REQUEST: Select every line containing the word "ylabel" from the material, and copy those lines.

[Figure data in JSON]
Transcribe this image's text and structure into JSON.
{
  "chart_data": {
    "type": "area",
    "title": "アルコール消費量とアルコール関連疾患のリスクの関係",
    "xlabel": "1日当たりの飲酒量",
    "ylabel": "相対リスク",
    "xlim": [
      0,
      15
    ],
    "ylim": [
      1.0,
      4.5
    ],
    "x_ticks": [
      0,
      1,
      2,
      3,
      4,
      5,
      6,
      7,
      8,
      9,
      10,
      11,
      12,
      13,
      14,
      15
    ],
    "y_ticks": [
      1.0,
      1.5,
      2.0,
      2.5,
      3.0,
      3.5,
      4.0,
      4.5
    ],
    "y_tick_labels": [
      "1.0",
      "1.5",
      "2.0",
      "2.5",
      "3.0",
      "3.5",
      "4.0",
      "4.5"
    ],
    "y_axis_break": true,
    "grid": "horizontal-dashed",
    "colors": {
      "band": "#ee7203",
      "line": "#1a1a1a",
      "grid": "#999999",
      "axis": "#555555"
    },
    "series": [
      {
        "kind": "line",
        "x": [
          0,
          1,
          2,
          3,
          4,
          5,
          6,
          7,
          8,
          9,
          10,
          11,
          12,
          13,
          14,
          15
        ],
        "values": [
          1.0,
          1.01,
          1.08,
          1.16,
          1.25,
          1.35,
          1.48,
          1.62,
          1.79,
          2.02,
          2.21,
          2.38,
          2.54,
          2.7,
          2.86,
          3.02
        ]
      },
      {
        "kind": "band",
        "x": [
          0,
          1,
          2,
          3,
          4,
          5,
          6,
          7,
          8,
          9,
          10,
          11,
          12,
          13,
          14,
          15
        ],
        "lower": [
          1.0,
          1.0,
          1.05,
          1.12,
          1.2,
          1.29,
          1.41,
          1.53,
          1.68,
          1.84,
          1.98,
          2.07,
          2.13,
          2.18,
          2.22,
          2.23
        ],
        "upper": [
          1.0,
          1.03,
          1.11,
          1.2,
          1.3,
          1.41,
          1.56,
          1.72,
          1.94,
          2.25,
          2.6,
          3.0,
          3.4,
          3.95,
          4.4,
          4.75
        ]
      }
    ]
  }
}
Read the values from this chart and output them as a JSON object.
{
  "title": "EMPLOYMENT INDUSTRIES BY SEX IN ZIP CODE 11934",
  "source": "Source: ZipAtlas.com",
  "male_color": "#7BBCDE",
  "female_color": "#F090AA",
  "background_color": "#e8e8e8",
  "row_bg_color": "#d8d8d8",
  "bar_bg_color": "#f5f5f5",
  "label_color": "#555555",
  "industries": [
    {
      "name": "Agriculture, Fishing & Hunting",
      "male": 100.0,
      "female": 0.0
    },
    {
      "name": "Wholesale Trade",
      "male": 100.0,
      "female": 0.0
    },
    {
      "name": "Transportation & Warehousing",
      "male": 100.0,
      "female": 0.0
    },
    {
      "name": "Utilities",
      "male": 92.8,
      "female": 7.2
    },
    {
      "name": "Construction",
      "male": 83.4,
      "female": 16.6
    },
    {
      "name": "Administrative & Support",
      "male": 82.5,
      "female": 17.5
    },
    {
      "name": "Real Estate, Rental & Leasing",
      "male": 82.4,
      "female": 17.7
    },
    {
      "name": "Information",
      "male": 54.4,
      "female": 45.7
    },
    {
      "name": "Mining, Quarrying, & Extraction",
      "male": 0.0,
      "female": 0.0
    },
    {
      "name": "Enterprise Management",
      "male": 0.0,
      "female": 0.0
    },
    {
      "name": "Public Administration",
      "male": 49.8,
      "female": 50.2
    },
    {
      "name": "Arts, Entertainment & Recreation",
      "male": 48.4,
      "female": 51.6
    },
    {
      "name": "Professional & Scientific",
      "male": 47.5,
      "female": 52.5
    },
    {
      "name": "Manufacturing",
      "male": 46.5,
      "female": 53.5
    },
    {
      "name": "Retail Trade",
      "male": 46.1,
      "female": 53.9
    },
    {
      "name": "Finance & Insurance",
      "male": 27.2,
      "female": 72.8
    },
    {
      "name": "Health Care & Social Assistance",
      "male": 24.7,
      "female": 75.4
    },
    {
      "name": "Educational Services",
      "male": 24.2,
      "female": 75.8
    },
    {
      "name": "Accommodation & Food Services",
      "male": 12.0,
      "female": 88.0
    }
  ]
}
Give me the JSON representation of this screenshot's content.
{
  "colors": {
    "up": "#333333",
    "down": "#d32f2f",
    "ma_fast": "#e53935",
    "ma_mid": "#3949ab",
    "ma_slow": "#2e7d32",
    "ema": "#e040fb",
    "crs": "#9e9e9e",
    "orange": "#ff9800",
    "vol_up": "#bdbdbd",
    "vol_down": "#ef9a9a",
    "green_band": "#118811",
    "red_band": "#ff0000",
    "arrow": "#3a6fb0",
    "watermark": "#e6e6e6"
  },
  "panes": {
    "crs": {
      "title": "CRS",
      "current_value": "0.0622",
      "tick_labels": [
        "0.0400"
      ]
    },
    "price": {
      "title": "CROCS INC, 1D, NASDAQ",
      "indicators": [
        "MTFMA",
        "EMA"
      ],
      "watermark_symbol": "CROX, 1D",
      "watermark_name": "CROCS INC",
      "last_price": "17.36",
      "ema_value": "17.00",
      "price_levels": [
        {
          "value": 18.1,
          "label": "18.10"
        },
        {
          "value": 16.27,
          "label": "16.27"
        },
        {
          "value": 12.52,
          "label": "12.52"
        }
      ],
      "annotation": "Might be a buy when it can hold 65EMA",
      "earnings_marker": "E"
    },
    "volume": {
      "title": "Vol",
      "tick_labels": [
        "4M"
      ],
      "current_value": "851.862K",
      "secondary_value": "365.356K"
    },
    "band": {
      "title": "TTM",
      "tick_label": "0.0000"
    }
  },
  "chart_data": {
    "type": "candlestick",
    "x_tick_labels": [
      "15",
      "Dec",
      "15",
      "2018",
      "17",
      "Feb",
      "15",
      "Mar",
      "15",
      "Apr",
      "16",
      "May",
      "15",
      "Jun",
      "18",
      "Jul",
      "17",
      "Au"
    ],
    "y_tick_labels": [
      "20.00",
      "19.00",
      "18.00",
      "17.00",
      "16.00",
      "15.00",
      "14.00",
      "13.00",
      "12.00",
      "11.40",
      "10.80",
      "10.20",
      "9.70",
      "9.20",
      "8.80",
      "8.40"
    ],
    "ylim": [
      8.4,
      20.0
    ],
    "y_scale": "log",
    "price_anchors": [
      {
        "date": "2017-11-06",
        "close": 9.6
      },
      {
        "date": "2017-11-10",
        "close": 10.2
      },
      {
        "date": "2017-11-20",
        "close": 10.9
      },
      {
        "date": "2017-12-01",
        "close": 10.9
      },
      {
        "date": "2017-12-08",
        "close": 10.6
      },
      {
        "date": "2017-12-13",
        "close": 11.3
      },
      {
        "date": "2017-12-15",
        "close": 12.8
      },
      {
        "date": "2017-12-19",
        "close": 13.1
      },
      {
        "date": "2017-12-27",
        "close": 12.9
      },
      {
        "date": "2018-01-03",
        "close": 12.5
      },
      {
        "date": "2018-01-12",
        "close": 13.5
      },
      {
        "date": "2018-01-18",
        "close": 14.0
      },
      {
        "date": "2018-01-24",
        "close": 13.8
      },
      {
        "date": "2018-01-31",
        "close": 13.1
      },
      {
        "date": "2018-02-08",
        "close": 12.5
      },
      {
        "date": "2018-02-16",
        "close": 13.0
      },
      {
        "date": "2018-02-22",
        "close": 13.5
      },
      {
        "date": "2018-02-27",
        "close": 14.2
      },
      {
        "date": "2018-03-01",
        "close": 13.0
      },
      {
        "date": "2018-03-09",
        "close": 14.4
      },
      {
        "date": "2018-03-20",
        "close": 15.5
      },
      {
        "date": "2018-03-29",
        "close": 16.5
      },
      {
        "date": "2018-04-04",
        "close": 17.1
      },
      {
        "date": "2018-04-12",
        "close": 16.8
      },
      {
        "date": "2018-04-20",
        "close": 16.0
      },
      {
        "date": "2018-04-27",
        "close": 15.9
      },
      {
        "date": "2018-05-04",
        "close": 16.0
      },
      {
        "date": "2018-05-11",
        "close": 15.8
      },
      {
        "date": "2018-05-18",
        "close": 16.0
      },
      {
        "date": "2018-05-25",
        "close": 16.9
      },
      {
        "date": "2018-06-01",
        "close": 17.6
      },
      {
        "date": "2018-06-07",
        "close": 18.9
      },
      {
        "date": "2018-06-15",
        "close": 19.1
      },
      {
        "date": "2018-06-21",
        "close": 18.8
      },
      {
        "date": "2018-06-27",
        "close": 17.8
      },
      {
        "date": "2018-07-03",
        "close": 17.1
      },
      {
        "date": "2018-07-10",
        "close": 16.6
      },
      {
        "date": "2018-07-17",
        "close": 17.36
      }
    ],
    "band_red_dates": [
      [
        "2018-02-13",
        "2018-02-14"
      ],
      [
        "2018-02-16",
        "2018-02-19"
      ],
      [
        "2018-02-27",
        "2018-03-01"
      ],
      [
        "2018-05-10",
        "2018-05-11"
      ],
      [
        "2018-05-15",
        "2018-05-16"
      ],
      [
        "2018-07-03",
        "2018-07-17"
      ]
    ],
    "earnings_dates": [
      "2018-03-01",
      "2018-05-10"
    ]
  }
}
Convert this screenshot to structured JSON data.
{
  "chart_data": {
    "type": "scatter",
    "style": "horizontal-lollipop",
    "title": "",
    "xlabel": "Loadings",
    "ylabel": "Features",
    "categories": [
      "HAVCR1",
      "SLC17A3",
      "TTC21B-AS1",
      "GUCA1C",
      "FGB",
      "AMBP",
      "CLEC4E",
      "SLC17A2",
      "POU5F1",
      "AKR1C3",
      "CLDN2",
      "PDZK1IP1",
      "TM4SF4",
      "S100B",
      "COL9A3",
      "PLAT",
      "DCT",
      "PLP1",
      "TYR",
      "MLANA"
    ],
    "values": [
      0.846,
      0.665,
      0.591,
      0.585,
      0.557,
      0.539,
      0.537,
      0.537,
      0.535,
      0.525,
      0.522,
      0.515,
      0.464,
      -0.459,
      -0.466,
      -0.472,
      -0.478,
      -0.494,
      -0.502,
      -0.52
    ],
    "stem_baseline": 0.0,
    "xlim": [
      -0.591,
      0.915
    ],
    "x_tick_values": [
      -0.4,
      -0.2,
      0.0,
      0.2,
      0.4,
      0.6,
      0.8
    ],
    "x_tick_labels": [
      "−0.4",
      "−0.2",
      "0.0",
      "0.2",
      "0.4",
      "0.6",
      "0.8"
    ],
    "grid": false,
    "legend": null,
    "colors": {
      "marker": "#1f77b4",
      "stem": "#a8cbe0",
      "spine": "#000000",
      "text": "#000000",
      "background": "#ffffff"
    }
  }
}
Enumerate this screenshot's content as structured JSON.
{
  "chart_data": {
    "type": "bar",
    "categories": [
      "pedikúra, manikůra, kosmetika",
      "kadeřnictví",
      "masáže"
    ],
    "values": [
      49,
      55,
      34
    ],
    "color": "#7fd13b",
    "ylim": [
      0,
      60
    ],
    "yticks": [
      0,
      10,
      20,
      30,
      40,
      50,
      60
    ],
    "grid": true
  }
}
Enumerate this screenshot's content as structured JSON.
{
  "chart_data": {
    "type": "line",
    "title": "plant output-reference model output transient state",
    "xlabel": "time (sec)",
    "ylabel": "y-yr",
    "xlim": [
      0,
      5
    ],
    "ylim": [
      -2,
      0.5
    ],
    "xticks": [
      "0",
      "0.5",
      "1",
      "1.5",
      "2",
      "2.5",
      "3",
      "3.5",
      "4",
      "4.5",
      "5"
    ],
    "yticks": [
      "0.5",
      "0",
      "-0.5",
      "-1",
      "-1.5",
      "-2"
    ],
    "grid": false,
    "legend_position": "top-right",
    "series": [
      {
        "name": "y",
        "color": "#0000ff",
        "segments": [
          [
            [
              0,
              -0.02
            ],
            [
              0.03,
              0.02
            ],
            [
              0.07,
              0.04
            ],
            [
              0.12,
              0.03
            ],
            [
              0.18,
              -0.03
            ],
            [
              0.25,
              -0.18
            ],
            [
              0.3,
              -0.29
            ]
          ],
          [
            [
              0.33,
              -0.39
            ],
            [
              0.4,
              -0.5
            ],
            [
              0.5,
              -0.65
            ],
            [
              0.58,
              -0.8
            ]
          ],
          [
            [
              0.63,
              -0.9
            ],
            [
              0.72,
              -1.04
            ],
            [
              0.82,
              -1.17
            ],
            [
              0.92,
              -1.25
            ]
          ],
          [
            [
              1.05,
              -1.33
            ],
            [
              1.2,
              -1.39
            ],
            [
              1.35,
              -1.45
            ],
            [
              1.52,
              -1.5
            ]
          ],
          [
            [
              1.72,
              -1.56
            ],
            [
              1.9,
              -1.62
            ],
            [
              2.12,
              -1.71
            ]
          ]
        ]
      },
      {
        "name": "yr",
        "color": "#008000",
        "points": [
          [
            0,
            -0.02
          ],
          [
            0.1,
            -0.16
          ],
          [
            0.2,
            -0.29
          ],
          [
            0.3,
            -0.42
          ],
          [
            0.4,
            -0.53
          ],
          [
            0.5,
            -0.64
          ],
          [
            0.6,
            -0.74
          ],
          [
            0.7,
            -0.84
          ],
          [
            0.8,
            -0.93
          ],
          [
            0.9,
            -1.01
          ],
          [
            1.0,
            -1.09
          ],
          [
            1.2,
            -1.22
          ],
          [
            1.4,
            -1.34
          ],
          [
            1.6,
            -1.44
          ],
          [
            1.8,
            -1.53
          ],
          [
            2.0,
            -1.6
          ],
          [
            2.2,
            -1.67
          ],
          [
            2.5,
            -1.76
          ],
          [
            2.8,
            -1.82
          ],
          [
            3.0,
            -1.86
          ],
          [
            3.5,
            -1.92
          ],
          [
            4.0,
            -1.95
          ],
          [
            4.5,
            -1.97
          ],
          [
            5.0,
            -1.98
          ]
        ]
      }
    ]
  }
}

TASK OUTPUT:
    "ylabel": "相対リスク",
    "ylabel": "Features",
    "ylabel": "y-yr",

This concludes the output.